Data entries

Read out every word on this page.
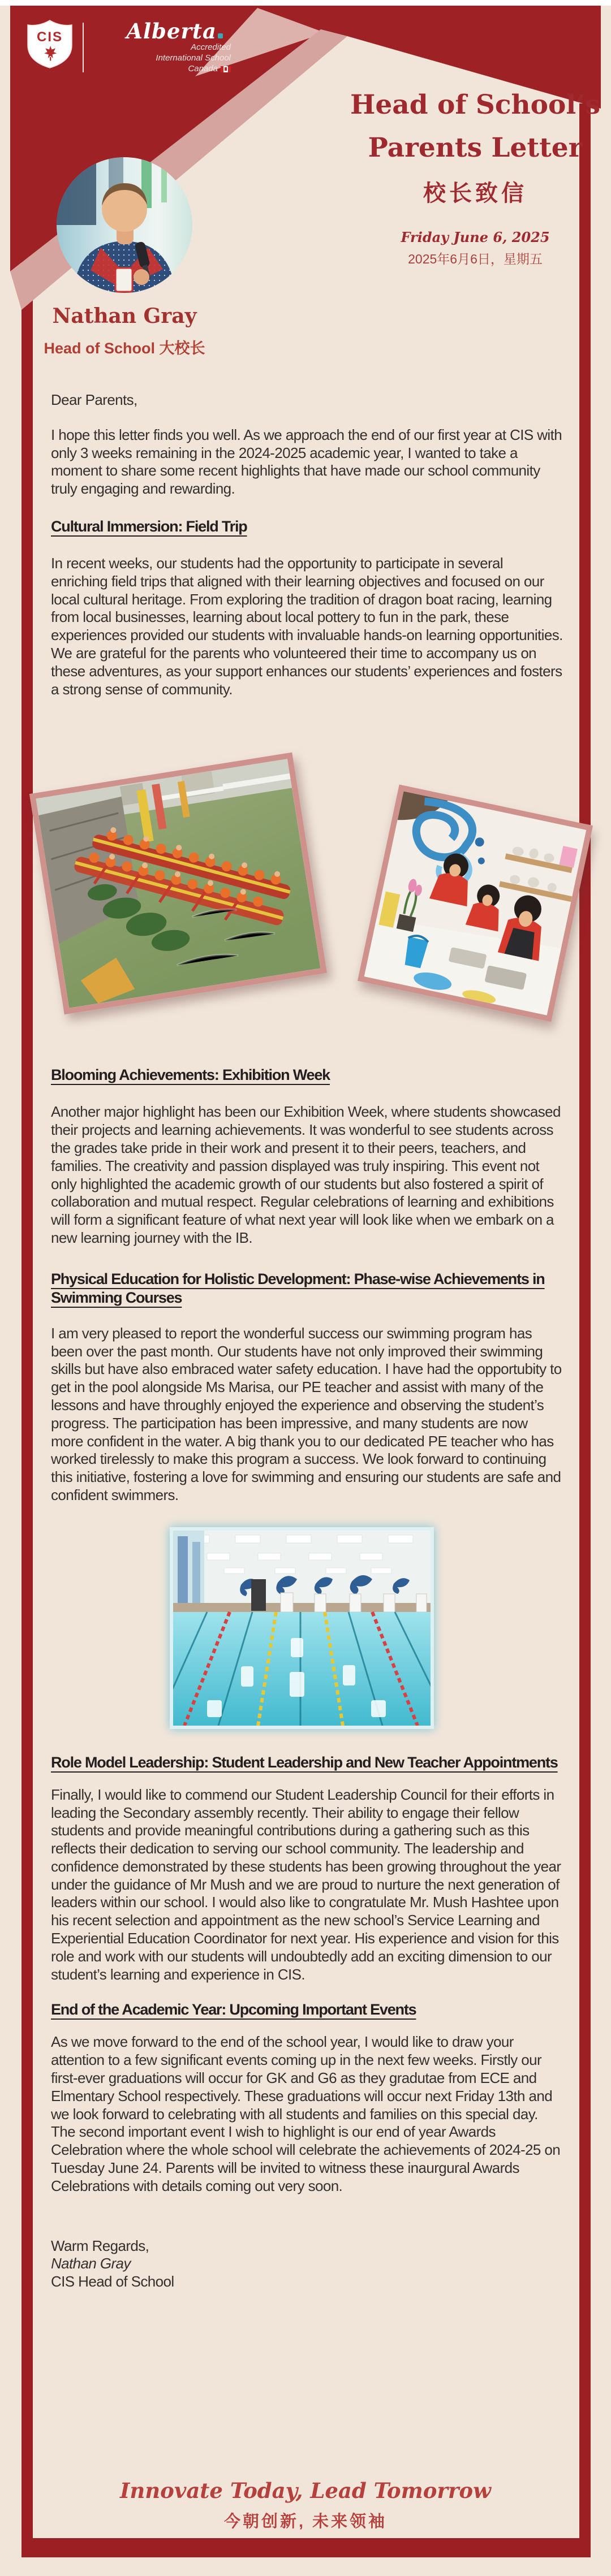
CIS	Alberta
Accredited
International School
Canada
Head of School’s
Parents Letter
校长致信
Friday June 6, 2025
2025年6月6日，星期五
Nathan Gray
Head of School 大校长

Dear Parents,

I hope this letter finds you well. As we approach the end of our first year at CIS with only 3 weeks remaining in the 2024-2025 academic year, I wanted to take a moment to share some recent highlights that have made our school community truly engaging and rewarding.

Cultural Immersion: Field Trip

In recent weeks, our students had the opportunity to participate in several enriching field trips that aligned with their learning objectives and focused on our local cultural heritage. From exploring the tradition of dragon boat racing, learning from local businesses, learning about local pottery to fun in the park, these experiences provided our students with invaluable hands-on learning opportunities. We are grateful for the parents who volunteered their time to accompany us on these adventures, as your support enhances our students’ experiences and fosters a strong sense of community.

Blooming Achievements: Exhibition Week

Another major highlight has been our Exhibition Week, where students showcased their projects and learning achievements. It was wonderful to see students across the grades take pride in their work and present it to their peers, teachers, and families. The creativity and passion displayed was truly inspiring. This event not only highlighted the academic growth of our students but also fostered a spirit of collaboration and mutual respect. Regular celebrations of learning and exhibitions will form a significant feature of what next year will look like when we embark on a new learning journey with the IB.

Physical Education for Holistic Development: Phase-wise Achievements in Swimming Courses

I am very pleased to report the wonderful success our swimming program has been over the past month. Our students have not only improved their swimming skills but have also embraced water safety education. I have had the opportubity to get in the pool alongside Ms Marisa, our PE teacher and assist with many of the lessons and have throughly enjoyed the experience and observing the student’s progress. The participation has been impressive, and many students are now more confident in the water. A big thank you to our dedicated PE teacher who has worked tirelessly to make this program a success. We look forward to continuing this initiative, fostering a love for swimming and ensuring our students are safe and confident swimmers.

Role Model Leadership: Student Leadership and New Teacher Appointments

Finally, I would like to commend our Student Leadership Council for their efforts in leading the Secondary assembly recently. Their ability to engage their fellow students and provide meaningful contributions during a gathering such as this reflects their dedication to serving our school community. The leadership and confidence demonstrated by these students has been growing throughout the year under the guidance of Mr Mush and we are proud to nurture the next generation of leaders within our school. I would also like to congratulate Mr. Mush Hashtee upon his recent selection and appointment as the new school’s Service Learning and Experiential Education Coordinator for next year. His experience and vision for this role and work with our students will undoubtedly add an exciting dimension to our student’s learning and experience in CIS.

End of the Academic Year: Upcoming Important Events

As we move forward to the end of the school year, I would like to draw your attention to a few significant events coming up in the next few weeks. Firstly our first-ever graduations will occur for GK and G6 as they gradutae from ECE and Elmentary School respectively. These graduations will occur next Friday 13th and we look forward to celebrating with all students and families on this special day. The second important event I wish to highlight is our end of year Awards Celebration where the whole school will celebrate the achievements of 2024-25 on Tuesday June 24. Parents will be invited to witness these inaurgural Awards Celebrations with details coming out very soon.

Warm Regards,
Nathan Gray
CIS Head of School
Innovate Today, Lead Tomorrow
今朝创新, 未来领袖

_Brief_
Without the pictures, output the full listing exactly as it stands.

_Solution to this problem_
Read out every word on this page.
CIS	Alberta
Accredited
International School
Canada
Head of School’s
Parents Letter
校长致信
Friday June 6, 2025
2025年6月6日，星期五
Nathan Gray
Head of School 大校长

Dear Parents,

I hope this letter finds you well. As we approach the end of our first year at CIS with only 3 weeks remaining in the 2024-2025 academic year, I wanted to take a moment to share some recent highlights that have made our school community truly engaging and rewarding.

Cultural Immersion: Field Trip

In recent weeks, our students had the opportunity to participate in several enriching field trips that aligned with their learning objectives and focused on our local cultural heritage. From exploring the tradition of dragon boat racing, learning from local businesses, learning about local pottery to fun in the park, these experiences provided our students with invaluable hands-on learning opportunities. We are grateful for the parents who volunteered their time to accompany us on these adventures, as your support enhances our students’ experiences and fosters a strong sense of community.

Blooming Achievements: Exhibition Week

Another major highlight has been our Exhibition Week, where students showcased their projects and learning achievements. It was wonderful to see students across the grades take pride in their work and present it to their peers, teachers, and families. The creativity and passion displayed was truly inspiring. This event not only highlighted the academic growth of our students but also fostered a spirit of collaboration and mutual respect. Regular celebrations of learning and exhibitions will form a significant feature of what next year will look like when we embark on a new learning journey with the IB.

Physical Education for Holistic Development: Phase-wise Achievements in Swimming Courses

I am very pleased to report the wonderful success our swimming program has been over the past month. Our students have not only improved their swimming skills but have also embraced water safety education. I have had the opportubity to get in the pool alongside Ms Marisa, our PE teacher and assist with many of the lessons and have throughly enjoyed the experience and observing the student’s progress. The participation has been impressive, and many students are now more confident in the water. A big thank you to our dedicated PE teacher who has worked tirelessly to make this program a success. We look forward to continuing this initiative, fostering a love for swimming and ensuring our students are safe and confident swimmers.

Role Model Leadership: Student Leadership and New Teacher Appointments

Finally, I would like to commend our Student Leadership Council for their efforts in leading the Secondary assembly recently. Their ability to engage their fellow students and provide meaningful contributions during a gathering such as this reflects their dedication to serving our school community. The leadership and confidence demonstrated by these students has been growing throughout the year under the guidance of Mr Mush and we are proud to nurture the next generation of leaders within our school. I would also like to congratulate Mr. Mush Hashtee upon his recent selection and appointment as the new school’s Service Learning and Experiential Education Coordinator for next year. His experience and vision for this role and work with our students will undoubtedly add an exciting dimension to our student’s learning and experience in CIS.

End of the Academic Year: Upcoming Important Events

As we move forward to the end of the school year, I would like to draw your attention to a few significant events coming up in the next few weeks. Firstly our first-ever graduations will occur for GK and G6 as they gradutae from ECE and Elmentary School respectively. These graduations will occur next Friday 13th and we look forward to celebrating with all students and families on this special day. The second important event I wish to highlight is our end of year Awards Celebration where the whole school will celebrate the achievements of 2024-25 on Tuesday June 24. Parents will be invited to witness these inaurgural Awards Celebrations with details coming out very soon.

Warm Regards,
Nathan Gray
CIS Head of School
Innovate Today, Lead Tomorrow
今朝创新, 未来领袖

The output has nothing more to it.